# [THE EXERCISE]
Copy out the entries below precisely; nothing is to be omitted.

Extracts from a graphics dataset:
'''
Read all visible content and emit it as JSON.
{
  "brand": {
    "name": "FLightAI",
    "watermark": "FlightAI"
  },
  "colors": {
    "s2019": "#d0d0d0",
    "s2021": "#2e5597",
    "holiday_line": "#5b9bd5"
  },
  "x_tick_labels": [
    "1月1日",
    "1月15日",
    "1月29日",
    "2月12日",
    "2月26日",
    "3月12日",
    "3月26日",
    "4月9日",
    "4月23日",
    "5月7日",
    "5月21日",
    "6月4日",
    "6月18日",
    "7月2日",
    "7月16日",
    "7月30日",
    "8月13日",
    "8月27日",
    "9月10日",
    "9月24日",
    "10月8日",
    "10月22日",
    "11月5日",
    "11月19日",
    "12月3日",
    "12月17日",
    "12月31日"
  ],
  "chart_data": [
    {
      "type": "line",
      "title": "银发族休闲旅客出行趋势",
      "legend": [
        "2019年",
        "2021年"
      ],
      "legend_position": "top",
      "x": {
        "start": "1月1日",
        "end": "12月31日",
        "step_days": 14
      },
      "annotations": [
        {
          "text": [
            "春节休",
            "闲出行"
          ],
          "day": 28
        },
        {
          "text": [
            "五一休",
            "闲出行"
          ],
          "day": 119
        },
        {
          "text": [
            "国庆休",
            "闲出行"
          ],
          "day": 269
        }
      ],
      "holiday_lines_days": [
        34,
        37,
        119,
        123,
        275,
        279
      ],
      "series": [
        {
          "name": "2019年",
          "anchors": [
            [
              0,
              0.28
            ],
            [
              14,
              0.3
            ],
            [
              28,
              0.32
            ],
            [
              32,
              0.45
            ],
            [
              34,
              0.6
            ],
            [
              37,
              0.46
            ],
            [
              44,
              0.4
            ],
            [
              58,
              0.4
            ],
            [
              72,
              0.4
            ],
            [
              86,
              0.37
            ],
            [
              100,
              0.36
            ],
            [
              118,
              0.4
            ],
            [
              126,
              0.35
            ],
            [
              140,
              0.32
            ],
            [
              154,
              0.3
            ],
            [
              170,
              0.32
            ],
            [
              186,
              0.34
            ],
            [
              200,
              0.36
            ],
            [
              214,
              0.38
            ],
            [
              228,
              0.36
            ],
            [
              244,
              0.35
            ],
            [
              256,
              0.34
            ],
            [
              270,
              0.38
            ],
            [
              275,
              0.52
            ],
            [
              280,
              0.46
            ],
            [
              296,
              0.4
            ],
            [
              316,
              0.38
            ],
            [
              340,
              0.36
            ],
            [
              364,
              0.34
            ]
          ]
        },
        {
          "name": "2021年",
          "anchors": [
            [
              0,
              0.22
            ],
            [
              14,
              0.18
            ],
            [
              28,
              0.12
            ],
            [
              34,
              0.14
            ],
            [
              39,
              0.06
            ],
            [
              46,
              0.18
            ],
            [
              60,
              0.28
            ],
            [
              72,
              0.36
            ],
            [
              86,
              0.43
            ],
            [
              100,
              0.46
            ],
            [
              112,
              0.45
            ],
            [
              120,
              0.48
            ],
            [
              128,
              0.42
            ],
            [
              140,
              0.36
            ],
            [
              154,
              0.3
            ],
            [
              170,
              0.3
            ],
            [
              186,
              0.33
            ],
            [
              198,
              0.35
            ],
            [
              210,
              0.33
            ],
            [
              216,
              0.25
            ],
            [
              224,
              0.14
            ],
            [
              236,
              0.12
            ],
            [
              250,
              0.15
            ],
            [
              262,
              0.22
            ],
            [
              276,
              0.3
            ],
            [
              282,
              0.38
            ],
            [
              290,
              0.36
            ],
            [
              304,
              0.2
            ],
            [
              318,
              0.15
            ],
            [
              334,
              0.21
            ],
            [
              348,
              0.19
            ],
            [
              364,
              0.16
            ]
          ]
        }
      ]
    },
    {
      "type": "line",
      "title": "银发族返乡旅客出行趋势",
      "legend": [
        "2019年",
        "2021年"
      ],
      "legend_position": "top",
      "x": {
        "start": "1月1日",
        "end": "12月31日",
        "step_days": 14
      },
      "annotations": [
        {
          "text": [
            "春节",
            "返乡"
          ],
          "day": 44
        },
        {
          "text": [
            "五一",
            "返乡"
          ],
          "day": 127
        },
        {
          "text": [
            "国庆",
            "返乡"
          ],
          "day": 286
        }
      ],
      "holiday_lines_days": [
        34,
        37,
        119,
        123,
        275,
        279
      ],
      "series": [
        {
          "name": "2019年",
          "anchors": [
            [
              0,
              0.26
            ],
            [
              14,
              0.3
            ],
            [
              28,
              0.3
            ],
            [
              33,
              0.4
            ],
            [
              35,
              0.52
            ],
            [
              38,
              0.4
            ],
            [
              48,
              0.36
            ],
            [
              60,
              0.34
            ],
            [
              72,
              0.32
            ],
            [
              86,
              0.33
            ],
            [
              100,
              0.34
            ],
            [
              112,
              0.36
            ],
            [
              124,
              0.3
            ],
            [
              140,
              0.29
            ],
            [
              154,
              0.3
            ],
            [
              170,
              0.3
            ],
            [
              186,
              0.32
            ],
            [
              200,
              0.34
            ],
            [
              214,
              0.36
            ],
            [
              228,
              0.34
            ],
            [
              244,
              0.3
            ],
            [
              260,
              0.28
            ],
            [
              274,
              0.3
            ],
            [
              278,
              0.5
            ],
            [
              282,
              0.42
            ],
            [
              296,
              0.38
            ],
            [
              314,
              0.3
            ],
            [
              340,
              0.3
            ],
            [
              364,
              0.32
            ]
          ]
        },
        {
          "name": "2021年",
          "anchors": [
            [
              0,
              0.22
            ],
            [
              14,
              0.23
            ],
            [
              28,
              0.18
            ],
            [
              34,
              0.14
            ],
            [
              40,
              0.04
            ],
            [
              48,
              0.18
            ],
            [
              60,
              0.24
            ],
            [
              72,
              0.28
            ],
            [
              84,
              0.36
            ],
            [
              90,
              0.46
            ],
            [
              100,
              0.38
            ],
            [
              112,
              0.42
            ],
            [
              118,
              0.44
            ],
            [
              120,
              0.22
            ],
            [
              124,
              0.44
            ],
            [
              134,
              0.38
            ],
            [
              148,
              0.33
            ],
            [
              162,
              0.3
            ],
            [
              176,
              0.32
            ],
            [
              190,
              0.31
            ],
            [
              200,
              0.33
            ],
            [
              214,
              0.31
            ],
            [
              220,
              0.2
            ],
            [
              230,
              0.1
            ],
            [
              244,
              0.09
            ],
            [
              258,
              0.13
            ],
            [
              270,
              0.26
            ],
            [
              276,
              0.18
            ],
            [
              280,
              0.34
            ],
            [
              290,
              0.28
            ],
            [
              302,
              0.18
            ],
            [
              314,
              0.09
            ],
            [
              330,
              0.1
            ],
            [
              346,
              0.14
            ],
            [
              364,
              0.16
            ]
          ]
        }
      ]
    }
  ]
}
'''
# [SOLUTION FOR THIS TASK]
Read all visible content and emit it as JSON.
{
  "brand": {
    "name": "FLightAI",
    "watermark": "FlightAI"
  },
  "colors": {
    "s2019": "#d0d0d0",
    "s2021": "#2e5597",
    "holiday_line": "#5b9bd5"
  },
  "x_tick_labels": [
    "1月1日",
    "1月15日",
    "1月29日",
    "2月12日",
    "2月26日",
    "3月12日",
    "3月26日",
    "4月9日",
    "4月23日",
    "5月7日",
    "5月21日",
    "6月4日",
    "6月18日",
    "7月2日",
    "7月16日",
    "7月30日",
    "8月13日",
    "8月27日",
    "9月10日",
    "9月24日",
    "10月8日",
    "10月22日",
    "11月5日",
    "11月19日",
    "12月3日",
    "12月17日",
    "12月31日"
  ],
  "chart_data": [
    {
      "type": "line",
      "title": "银发族休闲旅客出行趋势",
      "legend": [
        "2019年",
        "2021年"
      ],
      "legend_position": "top",
      "x": {
        "start": "1月1日",
        "end": "12月31日",
        "step_days": 14
      },
      "annotations": [
        {
          "text": [
            "春节休",
            "闲出行"
          ],
          "day": 28
        },
        {
          "text": [
            "五一休",
            "闲出行"
          ],
          "day": 119
        },
        {
          "text": [
            "国庆休",
            "闲出行"
          ],
          "day": 269
        }
      ],
      "holiday_lines_days": [
        34,
        37,
        119,
        123,
        275,
        279
      ],
      "series": [
        {
          "name": "2019年",
          "anchors": [
            [
              0,
              0.28
            ],
            [
              14,
              0.3
            ],
            [
              28,
              0.32
            ],
            [
              32,
              0.45
            ],
            [
              34,
              0.6
            ],
            [
              37,
              0.46
            ],
            [
              44,
              0.4
            ],
            [
              58,
              0.4
            ],
            [
              72,
              0.4
            ],
            [
              86,
              0.37
            ],
            [
              100,
              0.36
            ],
            [
              118,
              0.4
            ],
            [
              126,
              0.35
            ],
            [
              140,
              0.32
            ],
            [
              154,
              0.3
            ],
            [
              170,
              0.32
            ],
            [
              186,
              0.34
            ],
            [
              200,
              0.36
            ],
            [
              214,
              0.38
            ],
            [
              228,
              0.36
            ],
            [
              244,
              0.35
            ],
            [
              256,
              0.34
            ],
            [
              270,
              0.38
            ],
            [
              275,
              0.52
            ],
            [
              280,
              0.46
            ],
            [
              296,
              0.4
            ],
            [
              316,
              0.38
            ],
            [
              340,
              0.36
            ],
            [
              364,
              0.34
            ]
          ]
        },
        {
          "name": "2021年",
          "anchors": [
            [
              0,
              0.22
            ],
            [
              14,
              0.18
            ],
            [
              28,
              0.12
            ],
            [
              34,
              0.14
            ],
            [
              39,
              0.06
            ],
            [
              46,
              0.18
            ],
            [
              60,
              0.28
            ],
            [
              72,
              0.36
            ],
            [
              86,
              0.43
            ],
            [
              100,
              0.46
            ],
            [
              112,
              0.45
            ],
            [
              120,
              0.48
            ],
            [
              128,
              0.42
            ],
            [
              140,
              0.36
            ],
            [
              154,
              0.3
            ],
            [
              170,
              0.3
            ],
            [
              186,
              0.33
            ],
            [
              198,
              0.35
            ],
            [
              210,
              0.33
            ],
            [
              216,
              0.25
            ],
            [
              224,
              0.14
            ],
            [
              236,
              0.12
            ],
            [
              250,
              0.15
            ],
            [
              262,
              0.22
            ],
            [
              276,
              0.3
            ],
            [
              282,
              0.38
            ],
            [
              290,
              0.36
            ],
            [
              304,
              0.2
            ],
            [
              318,
              0.15
            ],
            [
              334,
              0.21
            ],
            [
              348,
              0.19
            ],
            [
              364,
              0.16
            ]
          ]
        }
      ]
    },
    {
      "type": "line",
      "title": "银发族返乡旅客出行趋势",
      "legend": [
        "2019年",
        "2021年"
      ],
      "legend_position": "top",
      "x": {
        "start": "1月1日",
        "end": "12月31日",
        "step_days": 14
      },
      "annotations": [
        {
          "text": [
            "春节",
            "返乡"
          ],
          "day": 44
        },
        {
          "text": [
            "五一",
            "返乡"
          ],
          "day": 127
        },
        {
          "text": [
            "国庆",
            "返乡"
          ],
          "day": 286
        }
      ],
      "holiday_lines_days": [
        34,
        37,
        119,
        123,
        275,
        279
      ],
      "series": [
        {
          "name": "2019年",
          "anchors": [
            [
              0,
              0.26
            ],
            [
              14,
              0.3
            ],
            [
              28,
              0.3
            ],
            [
              33,
              0.4
            ],
            [
              35,
              0.52
            ],
            [
              38,
              0.4
            ],
            [
              48,
              0.36
            ],
            [
              60,
              0.34
            ],
            [
              72,
              0.32
            ],
            [
              86,
              0.33
            ],
            [
              100,
              0.34
            ],
            [
              112,
              0.36
            ],
            [
              124,
              0.3
            ],
            [
              140,
              0.29
            ],
            [
              154,
              0.3
            ],
            [
              170,
              0.3
            ],
            [
              186,
              0.32
            ],
            [
              200,
              0.34
            ],
            [
              214,
              0.36
            ],
            [
              228,
              0.34
            ],
            [
              244,
              0.3
            ],
            [
              260,
              0.28
            ],
            [
              274,
              0.3
            ],
            [
              278,
              0.5
            ],
            [
              282,
              0.42
            ],
            [
              296,
              0.38
            ],
            [
              314,
              0.3
            ],
            [
              340,
              0.3
            ],
            [
              364,
              0.32
            ]
          ]
        },
        {
          "name": "2021年",
          "anchors": [
            [
              0,
              0.22
            ],
            [
              14,
              0.23
            ],
            [
              28,
              0.18
            ],
            [
              34,
              0.14
            ],
            [
              40,
              0.04
            ],
            [
              48,
              0.18
            ],
            [
              60,
              0.24
            ],
            [
              72,
              0.28
            ],
            [
              84,
              0.36
            ],
            [
              90,
              0.46
            ],
            [
              100,
              0.38
            ],
            [
              112,
              0.42
            ],
            [
              118,
              0.44
            ],
            [
              120,
              0.22
            ],
            [
              124,
              0.44
            ],
            [
              134,
              0.38
            ],
            [
              148,
              0.33
            ],
            [
              162,
              0.3
            ],
            [
              176,
              0.32
            ],
            [
              190,
              0.31
            ],
            [
              200,
              0.33
            ],
            [
              214,
              0.31
            ],
            [
              220,
              0.2
            ],
            [
              230,
              0.1
            ],
            [
              244,
              0.09
            ],
            [
              258,
              0.13
            ],
            [
              270,
              0.26
            ],
            [
              276,
              0.18
            ],
            [
              280,
              0.34
            ],
            [
              290,
              0.28
            ],
            [
              302,
              0.18
            ],
            [
              314,
              0.09
            ],
            [
              330,
              0.1
            ],
            [
              346,
              0.14
            ],
            [
              364,
              0.16
            ]
          ]
        }
      ]
    }
  ]
}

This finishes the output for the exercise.